§ **Input data**:
------------------------------------

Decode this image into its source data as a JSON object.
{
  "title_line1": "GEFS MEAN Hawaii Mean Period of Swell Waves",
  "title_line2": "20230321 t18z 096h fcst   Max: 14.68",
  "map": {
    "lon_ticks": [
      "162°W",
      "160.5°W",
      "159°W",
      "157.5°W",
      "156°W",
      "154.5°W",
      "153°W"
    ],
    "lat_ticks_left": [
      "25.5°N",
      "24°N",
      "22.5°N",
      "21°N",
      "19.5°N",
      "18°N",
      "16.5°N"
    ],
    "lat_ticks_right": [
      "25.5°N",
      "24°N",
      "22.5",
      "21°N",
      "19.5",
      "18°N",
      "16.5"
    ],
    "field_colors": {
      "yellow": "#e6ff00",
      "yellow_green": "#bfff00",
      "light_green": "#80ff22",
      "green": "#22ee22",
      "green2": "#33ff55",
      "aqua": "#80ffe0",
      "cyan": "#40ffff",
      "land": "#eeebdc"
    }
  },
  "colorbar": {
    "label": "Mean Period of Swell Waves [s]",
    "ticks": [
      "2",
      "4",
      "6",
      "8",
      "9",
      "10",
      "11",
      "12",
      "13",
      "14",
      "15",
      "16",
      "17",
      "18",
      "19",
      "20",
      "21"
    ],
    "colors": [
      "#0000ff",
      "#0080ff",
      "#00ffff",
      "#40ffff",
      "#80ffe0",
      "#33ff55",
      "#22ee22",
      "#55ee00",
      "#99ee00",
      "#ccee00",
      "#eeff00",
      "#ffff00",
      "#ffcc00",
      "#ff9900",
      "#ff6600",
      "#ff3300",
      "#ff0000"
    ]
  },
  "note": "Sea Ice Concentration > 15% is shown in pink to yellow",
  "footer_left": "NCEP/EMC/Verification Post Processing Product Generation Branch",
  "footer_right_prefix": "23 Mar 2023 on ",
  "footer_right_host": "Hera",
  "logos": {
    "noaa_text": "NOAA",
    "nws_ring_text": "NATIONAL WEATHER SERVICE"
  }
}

------------------------------------

§ **Aim**: Copy out each record, keeping every word as it is.

§ **Exercise answer**:
Decode this image into its source data as a JSON object.
{
  "title_line1": "GEFS MEAN Hawaii Mean Period of Swell Waves",
  "title_line2": "20230321 t18z 096h fcst   Max: 14.68",
  "map": {
    "lon_ticks": [
      "162°W",
      "160.5°W",
      "159°W",
      "157.5°W",
      "156°W",
      "154.5°W",
      "153°W"
    ],
    "lat_ticks_left": [
      "25.5°N",
      "24°N",
      "22.5°N",
      "21°N",
      "19.5°N",
      "18°N",
      "16.5°N"
    ],
    "lat_ticks_right": [
      "25.5°N",
      "24°N",
      "22.5",
      "21°N",
      "19.5",
      "18°N",
      "16.5"
    ],
    "field_colors": {
      "yellow": "#e6ff00",
      "yellow_green": "#bfff00",
      "light_green": "#80ff22",
      "green": "#22ee22",
      "green2": "#33ff55",
      "aqua": "#80ffe0",
      "cyan": "#40ffff",
      "land": "#eeebdc"
    }
  },
  "colorbar": {
    "label": "Mean Period of Swell Waves [s]",
    "ticks": [
      "2",
      "4",
      "6",
      "8",
      "9",
      "10",
      "11",
      "12",
      "13",
      "14",
      "15",
      "16",
      "17",
      "18",
      "19",
      "20",
      "21"
    ],
    "colors": [
      "#0000ff",
      "#0080ff",
      "#00ffff",
      "#40ffff",
      "#80ffe0",
      "#33ff55",
      "#22ee22",
      "#55ee00",
      "#99ee00",
      "#ccee00",
      "#eeff00",
      "#ffff00",
      "#ffcc00",
      "#ff9900",
      "#ff6600",
      "#ff3300",
      "#ff0000"
    ]
  },
  "note": "Sea Ice Concentration > 15% is shown in pink to yellow",
  "footer_left": "NCEP/EMC/Verification Post Processing Product Generation Branch",
  "footer_right_prefix": "23 Mar 2023 on ",
  "footer_right_host": "Hera",
  "logos": {
    "noaa_text": "NOAA",
    "nws_ring_text": "NATIONAL WEATHER SERVICE"
  }
}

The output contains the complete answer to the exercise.